** Start of RECORD EXTRACTS **

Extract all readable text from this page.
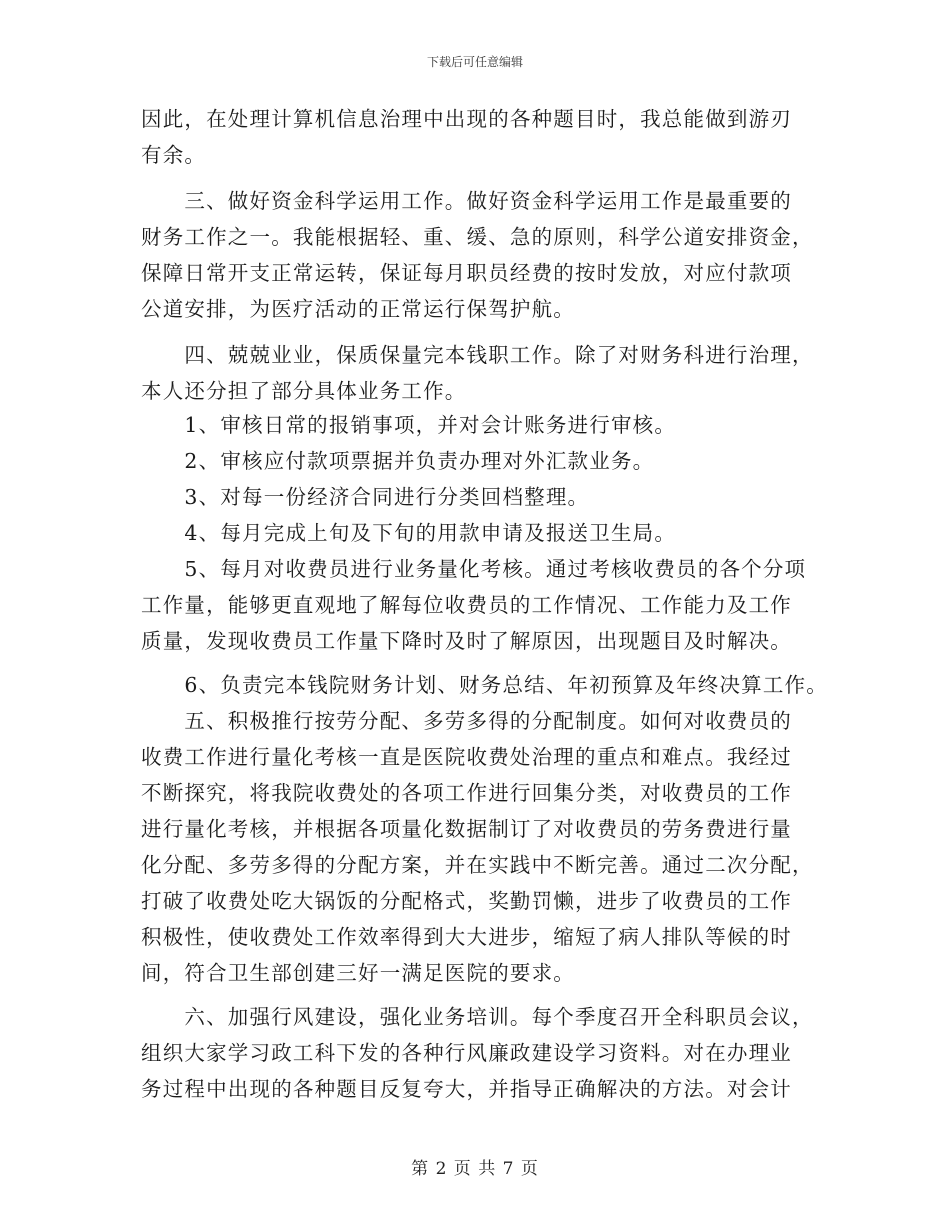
下载后可任意编辑
因此，在处理计算机信息治理中出现的各种题目时，我总能做到游刃
有余。
　　三、做好资金科学运用工作。做好资金科学运用工作是最重要的
财务工作之一。我能根据轻、重、缓、急的原则，科学公道安排资金，
保障日常开支正常运转，保证每月职员经费的按时发放，对应付款项
公道安排，为医疗活动的正常运行保驾护航。
　　四、兢兢业业，保质保量完本钱职工作。除了对财务科进行治理，
本人还分担了部分具体业务工作。
　　1、审核日常的报销事项，并对会计账务进行审核。
　　2、审核应付款项票据并负责办理对外汇款业务。
　　3、对每一份经济合同进行分类回档整理。
　　4、每月完成上旬及下旬的用款申请及报送卫生局。
　　5、每月对收费员进行业务量化考核。通过考核收费员的各个分项
工作量，能够更直观地了解每位收费员的工作情况、工作能力及工作
质量，发现收费员工作量下降时及时了解原因，出现题目及时解决。
　　6、负责完本钱院财务计划、财务总结、年初预算及年终决算工作。
　　五、积极推行按劳分配、多劳多得的分配制度。如何对收费员的
收费工作进行量化考核一直是医院收费处治理的重点和难点。我经过
不断探究，将我院收费处的各项工作进行回集分类，对收费员的工作
进行量化考核，并根据各项量化数据制订了对收费员的劳务费进行量
化分配、多劳多得的分配方案，并在实践中不断完善。通过二次分配，
打破了收费处吃大锅饭的分配格式，奖勤罚懒，进步了收费员的工作
积极性，使收费处工作效率得到大大进步，缩短了病人排队等候的时
间，符合卫生部创建三好一满足医院的要求。
　　六、加强行风建设，强化业务培训。每个季度召开全科职员会议，
组织大家学习政工科下发的各种行风廉政建设学习资料。对在办理业
务过程中出现的各种题目反复夸大，并指导正确解决的方法。对会计
第 2 页 共 7 页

** End of RECORD EXTRACTS **

EXERCISE AIM
Print all of the records shown above exactly, leaving out each picture.

CORRECT RESPONSE
Extract all readable text from this page.
下载后可任意编辑
因此，在处理计算机信息治理中出现的各种题目时，我总能做到游刃
有余。
　　三、做好资金科学运用工作。做好资金科学运用工作是最重要的
财务工作之一。我能根据轻、重、缓、急的原则，科学公道安排资金，
保障日常开支正常运转，保证每月职员经费的按时发放，对应付款项
公道安排，为医疗活动的正常运行保驾护航。
　　四、兢兢业业，保质保量完本钱职工作。除了对财务科进行治理，
本人还分担了部分具体业务工作。
　　1、审核日常的报销事项，并对会计账务进行审核。
　　2、审核应付款项票据并负责办理对外汇款业务。
　　3、对每一份经济合同进行分类回档整理。
　　4、每月完成上旬及下旬的用款申请及报送卫生局。
　　5、每月对收费员进行业务量化考核。通过考核收费员的各个分项
工作量，能够更直观地了解每位收费员的工作情况、工作能力及工作
质量，发现收费员工作量下降时及时了解原因，出现题目及时解决。
　　6、负责完本钱院财务计划、财务总结、年初预算及年终决算工作。
　　五、积极推行按劳分配、多劳多得的分配制度。如何对收费员的
收费工作进行量化考核一直是医院收费处治理的重点和难点。我经过
不断探究，将我院收费处的各项工作进行回集分类，对收费员的工作
进行量化考核，并根据各项量化数据制订了对收费员的劳务费进行量
化分配、多劳多得的分配方案，并在实践中不断完善。通过二次分配，
打破了收费处吃大锅饭的分配格式，奖勤罚懒，进步了收费员的工作
积极性，使收费处工作效率得到大大进步，缩短了病人排队等候的时
间，符合卫生部创建三好一满足医院的要求。
　　六、加强行风建设，强化业务培训。每个季度召开全科职员会议，
组织大家学习政工科下发的各种行风廉政建设学习资料。对在办理业
务过程中出现的各种题目反复夸大，并指导正确解决的方法。对会计
第 2 页 共 7 页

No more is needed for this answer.